Identify each line below that contains the word "title", and copy it out.
· · · ·
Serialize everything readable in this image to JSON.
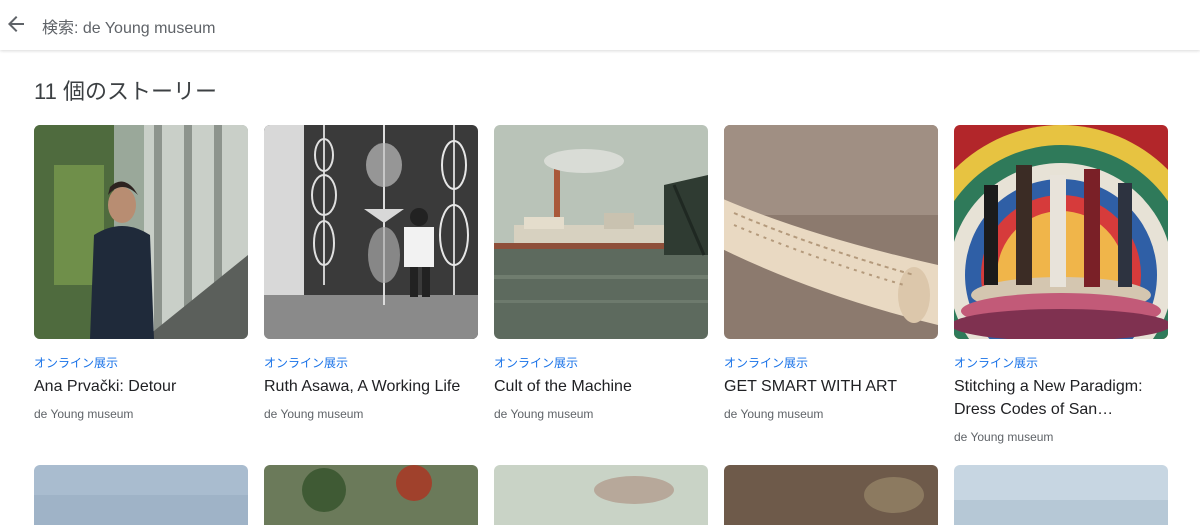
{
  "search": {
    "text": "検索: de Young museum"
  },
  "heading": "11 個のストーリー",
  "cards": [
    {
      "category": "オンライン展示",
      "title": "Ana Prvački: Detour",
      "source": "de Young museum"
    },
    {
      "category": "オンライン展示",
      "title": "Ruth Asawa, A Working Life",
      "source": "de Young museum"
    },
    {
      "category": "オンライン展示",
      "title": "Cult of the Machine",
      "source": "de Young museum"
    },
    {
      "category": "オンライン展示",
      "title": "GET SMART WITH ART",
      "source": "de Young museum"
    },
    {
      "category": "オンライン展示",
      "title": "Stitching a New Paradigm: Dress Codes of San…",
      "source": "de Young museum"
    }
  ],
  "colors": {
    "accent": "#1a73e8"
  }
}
· · · ·
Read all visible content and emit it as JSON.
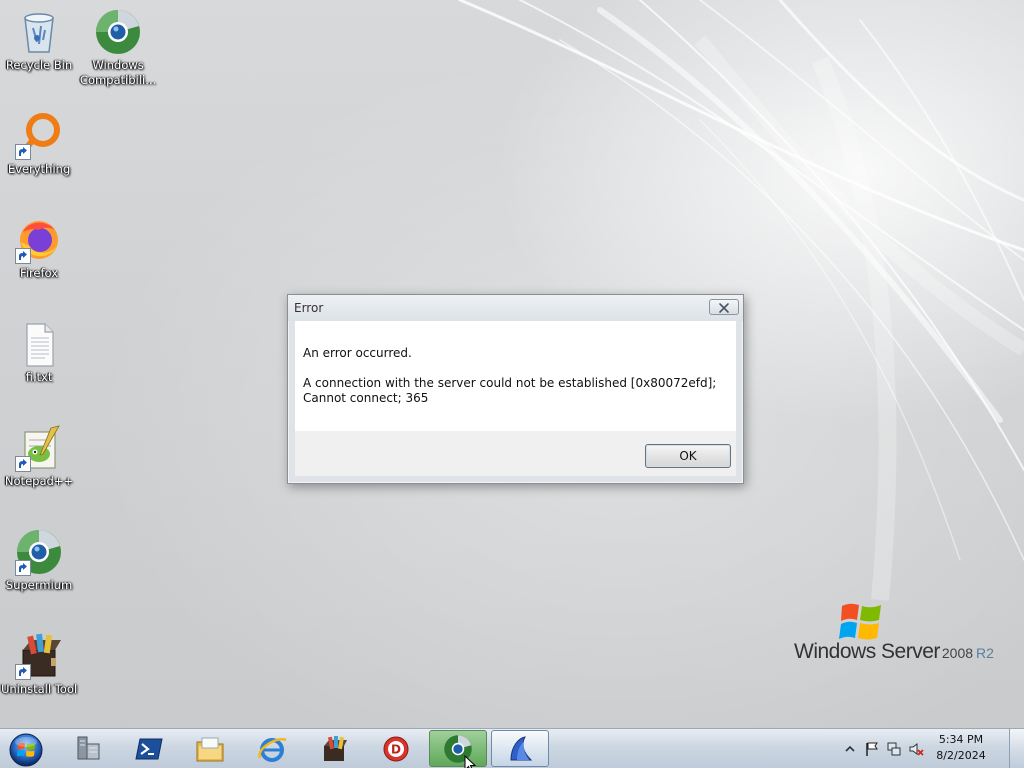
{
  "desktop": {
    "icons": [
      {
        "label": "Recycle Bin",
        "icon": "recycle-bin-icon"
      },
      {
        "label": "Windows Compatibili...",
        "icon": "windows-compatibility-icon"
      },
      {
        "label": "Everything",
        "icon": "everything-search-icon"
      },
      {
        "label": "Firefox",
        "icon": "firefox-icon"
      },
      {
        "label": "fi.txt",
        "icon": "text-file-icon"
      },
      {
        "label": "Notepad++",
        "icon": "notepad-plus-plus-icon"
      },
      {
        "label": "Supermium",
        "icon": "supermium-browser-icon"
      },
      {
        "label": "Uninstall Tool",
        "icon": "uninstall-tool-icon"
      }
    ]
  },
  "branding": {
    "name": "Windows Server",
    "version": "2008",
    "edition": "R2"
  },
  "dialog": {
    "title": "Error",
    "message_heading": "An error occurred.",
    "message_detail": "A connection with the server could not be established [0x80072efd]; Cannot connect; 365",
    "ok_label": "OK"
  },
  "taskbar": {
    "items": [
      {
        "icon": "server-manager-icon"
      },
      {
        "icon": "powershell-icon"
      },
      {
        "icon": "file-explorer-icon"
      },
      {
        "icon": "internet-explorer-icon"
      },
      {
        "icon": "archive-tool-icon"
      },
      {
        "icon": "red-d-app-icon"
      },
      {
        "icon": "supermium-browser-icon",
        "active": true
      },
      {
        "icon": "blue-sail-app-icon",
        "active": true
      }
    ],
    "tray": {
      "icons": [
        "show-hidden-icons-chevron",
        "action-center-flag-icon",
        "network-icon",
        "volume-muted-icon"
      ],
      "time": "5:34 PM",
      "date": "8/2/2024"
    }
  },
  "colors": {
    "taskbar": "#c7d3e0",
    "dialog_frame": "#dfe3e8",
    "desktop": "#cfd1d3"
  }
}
· · · ·
FULL ANSWER:
      "title": "Ana Prvački: Detour",
      "title": "Ruth Asawa, A Working Life",
      "title": "Cult of the Machine",
      "title": "GET SMART WITH ART",
      "title": "Stitching a New Paradigm: Dress Codes of San…",
    "title": "Error",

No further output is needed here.